(Task goal) I would like every record printed again, exactly as shown.

(Records for this exercise begins)

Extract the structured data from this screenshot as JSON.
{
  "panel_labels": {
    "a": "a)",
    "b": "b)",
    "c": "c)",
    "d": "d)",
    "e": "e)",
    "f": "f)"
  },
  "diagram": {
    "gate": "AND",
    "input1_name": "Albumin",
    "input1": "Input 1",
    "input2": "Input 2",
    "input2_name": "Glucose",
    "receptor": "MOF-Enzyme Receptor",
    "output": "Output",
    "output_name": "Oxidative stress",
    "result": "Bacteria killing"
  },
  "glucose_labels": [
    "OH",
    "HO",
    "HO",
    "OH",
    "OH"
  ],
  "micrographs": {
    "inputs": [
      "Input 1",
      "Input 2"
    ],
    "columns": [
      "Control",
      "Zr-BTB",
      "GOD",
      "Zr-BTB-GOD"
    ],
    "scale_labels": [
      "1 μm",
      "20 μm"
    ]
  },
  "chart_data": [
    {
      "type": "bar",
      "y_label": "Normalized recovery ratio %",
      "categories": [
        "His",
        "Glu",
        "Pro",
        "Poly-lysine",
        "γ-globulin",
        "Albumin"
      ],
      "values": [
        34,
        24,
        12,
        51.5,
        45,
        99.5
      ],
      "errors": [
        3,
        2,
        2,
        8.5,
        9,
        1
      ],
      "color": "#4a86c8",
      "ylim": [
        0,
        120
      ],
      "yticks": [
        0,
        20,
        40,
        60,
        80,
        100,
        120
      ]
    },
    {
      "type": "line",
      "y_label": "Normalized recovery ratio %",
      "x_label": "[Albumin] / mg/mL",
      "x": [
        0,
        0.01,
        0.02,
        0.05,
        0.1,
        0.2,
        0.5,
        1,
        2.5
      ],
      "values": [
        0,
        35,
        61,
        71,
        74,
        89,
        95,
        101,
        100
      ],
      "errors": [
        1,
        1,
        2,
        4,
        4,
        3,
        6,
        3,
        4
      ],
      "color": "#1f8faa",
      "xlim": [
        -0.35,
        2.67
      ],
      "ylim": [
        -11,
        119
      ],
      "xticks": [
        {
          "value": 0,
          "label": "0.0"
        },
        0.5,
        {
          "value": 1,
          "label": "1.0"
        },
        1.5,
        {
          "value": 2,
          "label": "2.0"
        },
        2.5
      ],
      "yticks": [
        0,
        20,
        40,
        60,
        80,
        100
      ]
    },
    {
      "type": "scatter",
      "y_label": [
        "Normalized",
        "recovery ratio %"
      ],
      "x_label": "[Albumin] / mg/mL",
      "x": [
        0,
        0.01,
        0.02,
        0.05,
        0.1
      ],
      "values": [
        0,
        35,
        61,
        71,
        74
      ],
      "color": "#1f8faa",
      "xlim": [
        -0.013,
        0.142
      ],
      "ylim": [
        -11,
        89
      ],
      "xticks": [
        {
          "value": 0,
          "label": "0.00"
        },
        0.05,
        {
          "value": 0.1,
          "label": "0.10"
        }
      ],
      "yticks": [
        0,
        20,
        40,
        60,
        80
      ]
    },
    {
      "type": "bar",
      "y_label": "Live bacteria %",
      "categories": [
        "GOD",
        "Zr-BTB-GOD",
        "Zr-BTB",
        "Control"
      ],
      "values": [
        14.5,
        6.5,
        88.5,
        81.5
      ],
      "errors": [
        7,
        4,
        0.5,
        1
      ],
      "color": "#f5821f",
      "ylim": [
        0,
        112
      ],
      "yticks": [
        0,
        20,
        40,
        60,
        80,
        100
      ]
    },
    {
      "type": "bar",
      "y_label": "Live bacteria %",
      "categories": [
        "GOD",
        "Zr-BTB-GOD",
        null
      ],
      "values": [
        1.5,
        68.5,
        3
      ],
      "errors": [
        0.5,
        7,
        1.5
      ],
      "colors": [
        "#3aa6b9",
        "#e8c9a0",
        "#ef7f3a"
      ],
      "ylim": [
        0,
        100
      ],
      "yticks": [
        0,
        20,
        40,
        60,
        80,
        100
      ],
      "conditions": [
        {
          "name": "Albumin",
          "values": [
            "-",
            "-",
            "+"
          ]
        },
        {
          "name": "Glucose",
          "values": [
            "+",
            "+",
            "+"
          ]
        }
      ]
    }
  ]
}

(Records for this exercise ends)

(Exercise answer)
Extract the structured data from this screenshot as JSON.
{
  "panel_labels": {
    "a": "a)",
    "b": "b)",
    "c": "c)",
    "d": "d)",
    "e": "e)",
    "f": "f)"
  },
  "diagram": {
    "gate": "AND",
    "input1_name": "Albumin",
    "input1": "Input 1",
    "input2": "Input 2",
    "input2_name": "Glucose",
    "receptor": "MOF-Enzyme Receptor",
    "output": "Output",
    "output_name": "Oxidative stress",
    "result": "Bacteria killing"
  },
  "glucose_labels": [
    "OH",
    "HO",
    "HO",
    "OH",
    "OH"
  ],
  "micrographs": {
    "inputs": [
      "Input 1",
      "Input 2"
    ],
    "columns": [
      "Control",
      "Zr-BTB",
      "GOD",
      "Zr-BTB-GOD"
    ],
    "scale_labels": [
      "1 μm",
      "20 μm"
    ]
  },
  "chart_data": [
    {
      "type": "bar",
      "y_label": "Normalized recovery ratio %",
      "categories": [
        "His",
        "Glu",
        "Pro",
        "Poly-lysine",
        "γ-globulin",
        "Albumin"
      ],
      "values": [
        34,
        24,
        12,
        51.5,
        45,
        99.5
      ],
      "errors": [
        3,
        2,
        2,
        8.5,
        9,
        1
      ],
      "color": "#4a86c8",
      "ylim": [
        0,
        120
      ],
      "yticks": [
        0,
        20,
        40,
        60,
        80,
        100,
        120
      ]
    },
    {
      "type": "line",
      "y_label": "Normalized recovery ratio %",
      "x_label": "[Albumin] / mg/mL",
      "x": [
        0,
        0.01,
        0.02,
        0.05,
        0.1,
        0.2,
        0.5,
        1,
        2.5
      ],
      "values": [
        0,
        35,
        61,
        71,
        74,
        89,
        95,
        101,
        100
      ],
      "errors": [
        1,
        1,
        2,
        4,
        4,
        3,
        6,
        3,
        4
      ],
      "color": "#1f8faa",
      "xlim": [
        -0.35,
        2.67
      ],
      "ylim": [
        -11,
        119
      ],
      "xticks": [
        {
          "value": 0,
          "label": "0.0"
        },
        0.5,
        {
          "value": 1,
          "label": "1.0"
        },
        1.5,
        {
          "value": 2,
          "label": "2.0"
        },
        2.5
      ],
      "yticks": [
        0,
        20,
        40,
        60,
        80,
        100
      ]
    },
    {
      "type": "scatter",
      "y_label": [
        "Normalized",
        "recovery ratio %"
      ],
      "x_label": "[Albumin] / mg/mL",
      "x": [
        0,
        0.01,
        0.02,
        0.05,
        0.1
      ],
      "values": [
        0,
        35,
        61,
        71,
        74
      ],
      "color": "#1f8faa",
      "xlim": [
        -0.013,
        0.142
      ],
      "ylim": [
        -11,
        89
      ],
      "xticks": [
        {
          "value": 0,
          "label": "0.00"
        },
        0.05,
        {
          "value": 0.1,
          "label": "0.10"
        }
      ],
      "yticks": [
        0,
        20,
        40,
        60,
        80
      ]
    },
    {
      "type": "bar",
      "y_label": "Live bacteria %",
      "categories": [
        "GOD",
        "Zr-BTB-GOD",
        "Zr-BTB",
        "Control"
      ],
      "values": [
        14.5,
        6.5,
        88.5,
        81.5
      ],
      "errors": [
        7,
        4,
        0.5,
        1
      ],
      "color": "#f5821f",
      "ylim": [
        0,
        112
      ],
      "yticks": [
        0,
        20,
        40,
        60,
        80,
        100
      ]
    },
    {
      "type": "bar",
      "y_label": "Live bacteria %",
      "categories": [
        "GOD",
        "Zr-BTB-GOD",
        null
      ],
      "values": [
        1.5,
        68.5,
        3
      ],
      "errors": [
        0.5,
        7,
        1.5
      ],
      "colors": [
        "#3aa6b9",
        "#e8c9a0",
        "#ef7f3a"
      ],
      "ylim": [
        0,
        100
      ],
      "yticks": [
        0,
        20,
        40,
        60,
        80,
        100
      ],
      "conditions": [
        {
          "name": "Albumin",
          "values": [
            "-",
            "-",
            "+"
          ]
        },
        {
          "name": "Glucose",
          "values": [
            "+",
            "+",
            "+"
          ]
        }
      ]
    }
  ]
}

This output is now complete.